SET EXERCISE
Can you rewrite this data with every "chart-title" changed to "graph-title", keeping everything else the same and leaving out the pictures?

GIVEN DATA
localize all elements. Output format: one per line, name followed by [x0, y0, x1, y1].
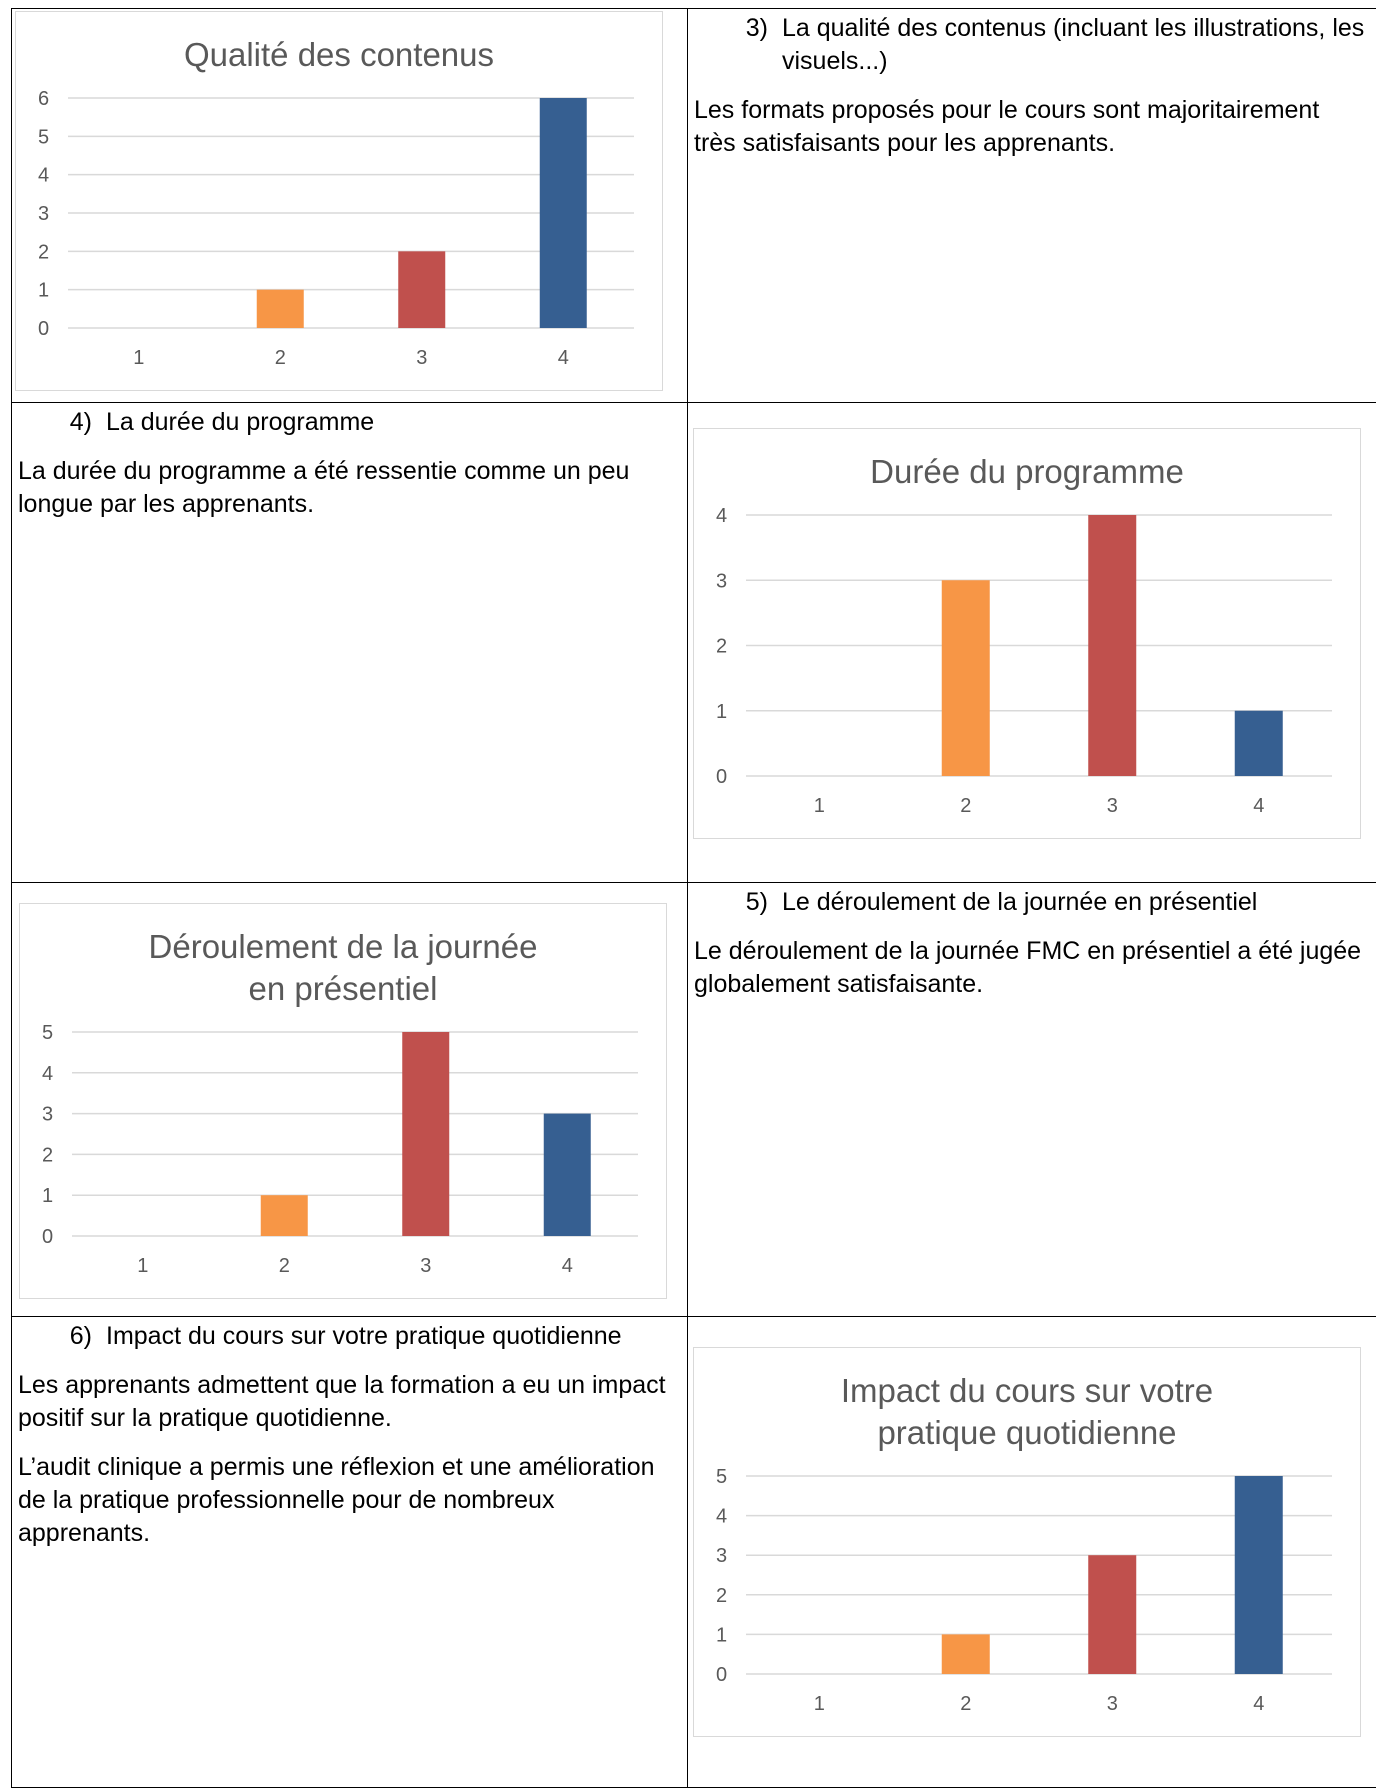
bar-4 — [544, 1114, 591, 1236]
bar-2 — [261, 1195, 308, 1236]
section-title: Le déroulement de la journée en présenti… — [782, 886, 1366, 919]
bar-3 — [402, 1032, 449, 1236]
chart-title: en présentiel — [249, 970, 438, 1007]
bar-4 — [540, 98, 587, 328]
y-tick-label: 5 — [38, 126, 49, 148]
chart-deroulement-journee: Déroulement de la journée en présentiel 0 1… — [19, 903, 667, 1299]
chart-duree-programme: Durée du programme 0 1 2 3 4 1 2 3 4 — [693, 428, 1361, 839]
text-cell-section-3: 3) La qualité des contenus (incluant les… — [688, 9, 1376, 403]
x-tick-label: 1 — [137, 1255, 148, 1277]
section-heading: 5) Le déroulement de la journée en prése… — [694, 886, 1366, 919]
table-row: Qualité des contenus 0 1 2 3 4 5 6 1 2 3 4 3) La qu… — [12, 9, 1376, 403]
y-tick-label: 2 — [716, 636, 727, 658]
y-tick-label: 1 — [38, 280, 49, 302]
chart-title: Déroulement de la journée — [149, 928, 538, 965]
y-tick-label: 5 — [716, 1466, 727, 1488]
section-number: 4) — [18, 406, 106, 439]
y-tick-label: 4 — [716, 505, 727, 527]
chart-title: Qualité des contenus — [184, 36, 494, 73]
x-tick-label: 4 — [1253, 795, 1264, 817]
y-tick-label: 4 — [38, 165, 49, 187]
y-tick-label: 3 — [38, 203, 49, 225]
y-tick-label: 1 — [716, 1624, 727, 1646]
y-tick-label: 0 — [716, 766, 727, 788]
bar-4 — [1235, 711, 1283, 776]
bar-3 — [1088, 515, 1136, 776]
x-tick-label: 2 — [279, 1255, 290, 1277]
x-tick-label: 2 — [275, 347, 286, 369]
section-title: Impact du cours sur votre pratique quoti… — [106, 1320, 677, 1353]
y-tick-label: 3 — [716, 1545, 727, 1567]
text-cell-section-5: 5) Le déroulement de la journée en prése… — [688, 883, 1376, 1317]
x-tick-label: 4 — [1253, 1693, 1264, 1715]
bar-3 — [398, 251, 445, 328]
chart-svg: Déroulement de la journée en présentiel 0 1… — [20, 904, 666, 1298]
y-tick-label: 0 — [716, 1664, 727, 1686]
section-paragraph: Les formats proposés pour le cours sont … — [694, 94, 1366, 160]
chart-cell: Qualité des contenus 0 1 2 3 4 5 6 1 2 3 4 — [12, 9, 688, 403]
y-tick-label: 0 — [38, 318, 49, 340]
chart-cell: Déroulement de la journée en présentiel 0 1… — [12, 883, 688, 1317]
table-row: 6) Impact du cours sur votre pratique qu… — [12, 1317, 1376, 1788]
section-title: La durée du programme — [106, 406, 677, 439]
chart-title: Durée du programme — [870, 453, 1184, 490]
x-tick-label: 4 — [558, 347, 569, 369]
y-tick-label: 4 — [716, 1506, 727, 1528]
chart-cell: Impact du cours sur votre pratique quotid… — [688, 1317, 1376, 1788]
section-heading: 6) Impact du cours sur votre pratique qu… — [18, 1320, 677, 1353]
x-tick-label: 2 — [960, 1693, 971, 1715]
section-number: 6) — [18, 1320, 106, 1353]
y-tick-label: 3 — [716, 570, 727, 592]
bar-2 — [942, 1634, 990, 1674]
text-cell-section-6: 6) Impact du cours sur votre pratique qu… — [12, 1317, 688, 1788]
y-tick-label: 2 — [38, 241, 49, 263]
section-heading: 3) La qualité des contenus (incluant les… — [694, 12, 1366, 78]
chart-svg: Impact du cours sur votre pratique quotid… — [694, 1348, 1360, 1736]
chart-impact-cours: Impact du cours sur votre pratique quotid… — [693, 1347, 1361, 1737]
y-tick-label: 6 — [38, 88, 49, 110]
x-tick-label: 4 — [562, 1255, 573, 1277]
y-tick-label: 1 — [42, 1185, 53, 1207]
results-table: Qualité des contenus 0 1 2 3 4 5 6 1 2 3 4 3) La qu… — [11, 8, 1376, 1788]
chart-title: pratique quotidienne — [877, 1414, 1176, 1451]
y-tick-label: 0 — [42, 1226, 53, 1248]
x-tick-label: 3 — [420, 1255, 431, 1277]
chart-svg: Qualité des contenus 0 1 2 3 4 5 6 1 2 3 4 — [16, 12, 662, 390]
y-tick-label: 2 — [716, 1585, 727, 1607]
chart-title: Impact du cours sur votre — [841, 1372, 1213, 1409]
x-tick-label: 1 — [133, 347, 144, 369]
section-number: 3) — [694, 12, 782, 78]
section-number: 5) — [694, 886, 782, 919]
x-tick-label: 3 — [416, 347, 427, 369]
y-tick-label: 4 — [42, 1063, 53, 1085]
x-tick-label: 1 — [814, 1693, 825, 1715]
x-tick-label: 2 — [960, 795, 971, 817]
y-tick-label: 5 — [42, 1022, 53, 1044]
bar-3 — [1088, 1555, 1136, 1674]
x-tick-label: 1 — [814, 795, 825, 817]
section-paragraph: La durée du programme a été ressentie co… — [18, 455, 677, 521]
bar-4 — [1235, 1476, 1283, 1674]
chart-cell: Durée du programme 0 1 2 3 4 1 2 3 4 — [688, 403, 1376, 883]
section-paragraph: Les apprenants admettent que la formatio… — [18, 1369, 677, 1435]
section-title: La qualité des contenus (incluant les il… — [782, 12, 1366, 78]
y-tick-label: 3 — [42, 1104, 53, 1126]
bar-2 — [257, 290, 304, 328]
table-row: Déroulement de la journée en présentiel 0 1… — [12, 883, 1376, 1317]
bar-2 — [942, 580, 990, 776]
section-paragraph: L’audit clinique a permis une réflexion … — [18, 1451, 677, 1550]
section-heading: 4) La durée du programme — [18, 406, 677, 439]
x-tick-label: 3 — [1107, 1693, 1118, 1715]
x-tick-label: 3 — [1107, 795, 1118, 817]
chart-svg: Durée du programme 0 1 2 3 4 1 2 3 4 — [694, 429, 1360, 838]
table-row: 4) La durée du programme La durée du pro… — [12, 403, 1376, 883]
section-paragraph: Le déroulement de la journée FMC en prés… — [694, 935, 1366, 1001]
y-tick-label: 2 — [42, 1144, 53, 1166]
y-tick-label: 1 — [716, 701, 727, 723]
text-cell-section-4: 4) La durée du programme La durée du pro… — [12, 403, 688, 883]
chart-qualite-contenus: Qualité des contenus 0 1 2 3 4 5 6 1 2 3 4 — [15, 11, 663, 391]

RESPONSE TO THE TASK
localize all elements. Output format: one per line, name followed by [x0, y0, x1, y1].
bar-4 — [544, 1114, 591, 1236]
bar-2 — [261, 1195, 308, 1236]
section-title: Le déroulement de la journée en présenti… — [782, 886, 1366, 919]
bar-3 — [402, 1032, 449, 1236]
graph-title: en présentiel — [249, 970, 438, 1007]
bar-4 — [540, 98, 587, 328]
y-tick-label: 5 — [38, 126, 49, 148]
chart-deroulement-journee: Déroulement de la journée en présentiel 0 1… — [19, 903, 667, 1299]
chart-duree-programme: Durée du programme 0 1 2 3 4 1 2 3 4 — [693, 428, 1361, 839]
text-cell-section-3: 3) La qualité des contenus (incluant les… — [688, 9, 1376, 403]
x-tick-label: 1 — [137, 1255, 148, 1277]
section-heading: 5) Le déroulement de la journée en prése… — [694, 886, 1366, 919]
table-row: Qualité des contenus 0 1 2 3 4 5 6 1 2 3 4 3) La qu… — [12, 9, 1376, 403]
y-tick-label: 2 — [716, 636, 727, 658]
y-tick-label: 1 — [38, 280, 49, 302]
graph-title: Déroulement de la journée — [149, 928, 538, 965]
y-tick-label: 5 — [716, 1466, 727, 1488]
section-number: 4) — [18, 406, 106, 439]
y-tick-label: 4 — [716, 505, 727, 527]
graph-title: Qualité des contenus — [184, 36, 494, 73]
x-tick-label: 4 — [1253, 795, 1264, 817]
y-tick-label: 4 — [38, 165, 49, 187]
y-tick-label: 3 — [38, 203, 49, 225]
y-tick-label: 1 — [716, 1624, 727, 1646]
y-tick-label: 0 — [716, 766, 727, 788]
bar-4 — [1235, 711, 1283, 776]
bar-3 — [1088, 515, 1136, 776]
x-tick-label: 2 — [279, 1255, 290, 1277]
x-tick-label: 2 — [275, 347, 286, 369]
section-title: Impact du cours sur votre pratique quoti… — [106, 1320, 677, 1353]
y-tick-label: 3 — [716, 1545, 727, 1567]
text-cell-section-5: 5) Le déroulement de la journée en prése… — [688, 883, 1376, 1317]
x-tick-label: 4 — [1253, 1693, 1264, 1715]
bar-3 — [398, 251, 445, 328]
chart-svg: Déroulement de la journée en présentiel 0 1… — [20, 904, 666, 1298]
y-tick-label: 0 — [716, 1664, 727, 1686]
section-paragraph: Les formats proposés pour le cours sont … — [694, 94, 1366, 160]
chart-cell: Qualité des contenus 0 1 2 3 4 5 6 1 2 3 4 — [12, 9, 688, 403]
y-tick-label: 0 — [38, 318, 49, 340]
chart-cell: Déroulement de la journée en présentiel 0 1… — [12, 883, 688, 1317]
table-row: 6) Impact du cours sur votre pratique qu… — [12, 1317, 1376, 1788]
section-title: La durée du programme — [106, 406, 677, 439]
graph-title: Durée du programme — [870, 453, 1184, 490]
x-tick-label: 4 — [558, 347, 569, 369]
y-tick-label: 4 — [716, 1506, 727, 1528]
chart-cell: Impact du cours sur votre pratique quotid… — [688, 1317, 1376, 1788]
section-heading: 6) Impact du cours sur votre pratique qu… — [18, 1320, 677, 1353]
x-tick-label: 2 — [960, 1693, 971, 1715]
section-number: 6) — [18, 1320, 106, 1353]
y-tick-label: 3 — [716, 570, 727, 592]
bar-2 — [942, 1634, 990, 1674]
text-cell-section-6: 6) Impact du cours sur votre pratique qu… — [12, 1317, 688, 1788]
y-tick-label: 2 — [38, 241, 49, 263]
section-heading: 3) La qualité des contenus (incluant les… — [694, 12, 1366, 78]
chart-svg: Impact du cours sur votre pratique quotid… — [694, 1348, 1360, 1736]
chart-impact-cours: Impact du cours sur votre pratique quotid… — [693, 1347, 1361, 1737]
y-tick-label: 6 — [38, 88, 49, 110]
x-tick-label: 4 — [562, 1255, 573, 1277]
y-tick-label: 1 — [42, 1185, 53, 1207]
results-table: Qualité des contenus 0 1 2 3 4 5 6 1 2 3 4 3) La qu… — [11, 8, 1376, 1788]
graph-title: pratique quotidienne — [877, 1414, 1176, 1451]
y-tick-label: 0 — [42, 1226, 53, 1248]
x-tick-label: 3 — [420, 1255, 431, 1277]
chart-svg: Qualité des contenus 0 1 2 3 4 5 6 1 2 3 4 — [16, 12, 662, 390]
y-tick-label: 2 — [716, 1585, 727, 1607]
graph-title: Impact du cours sur votre — [841, 1372, 1213, 1409]
x-tick-label: 1 — [133, 347, 144, 369]
section-number: 3) — [694, 12, 782, 78]
section-number: 5) — [694, 886, 782, 919]
x-tick-label: 3 — [416, 347, 427, 369]
y-tick-label: 4 — [42, 1063, 53, 1085]
x-tick-label: 1 — [814, 1693, 825, 1715]
x-tick-label: 2 — [960, 795, 971, 817]
y-tick-label: 5 — [42, 1022, 53, 1044]
bar-3 — [1088, 1555, 1136, 1674]
x-tick-label: 1 — [814, 795, 825, 817]
section-paragraph: La durée du programme a été ressentie co… — [18, 455, 677, 521]
bar-4 — [1235, 1476, 1283, 1674]
chart-cell: Durée du programme 0 1 2 3 4 1 2 3 4 — [688, 403, 1376, 883]
section-paragraph: Les apprenants admettent que la formatio… — [18, 1369, 677, 1435]
section-title: La qualité des contenus (incluant les il… — [782, 12, 1366, 78]
y-tick-label: 3 — [42, 1104, 53, 1126]
bar-2 — [257, 290, 304, 328]
table-row: Déroulement de la journée en présentiel 0 1… — [12, 883, 1376, 1317]
bar-2 — [942, 580, 990, 776]
section-paragraph: L’audit clinique a permis une réflexion … — [18, 1451, 677, 1550]
section-heading: 4) La durée du programme — [18, 406, 677, 439]
x-tick-label: 3 — [1107, 1693, 1118, 1715]
x-tick-label: 3 — [1107, 795, 1118, 817]
chart-svg: Durée du programme 0 1 2 3 4 1 2 3 4 — [694, 429, 1360, 838]
table-row: 4) La durée du programme La durée du pro… — [12, 403, 1376, 883]
section-paragraph: Le déroulement de la journée FMC en prés… — [694, 935, 1366, 1001]
y-tick-label: 2 — [42, 1144, 53, 1166]
y-tick-label: 1 — [716, 701, 727, 723]
text-cell-section-4: 4) La durée du programme La durée du pro… — [12, 403, 688, 883]
chart-qualite-contenus: Qualité des contenus 0 1 2 3 4 5 6 1 2 3 4 — [15, 11, 663, 391]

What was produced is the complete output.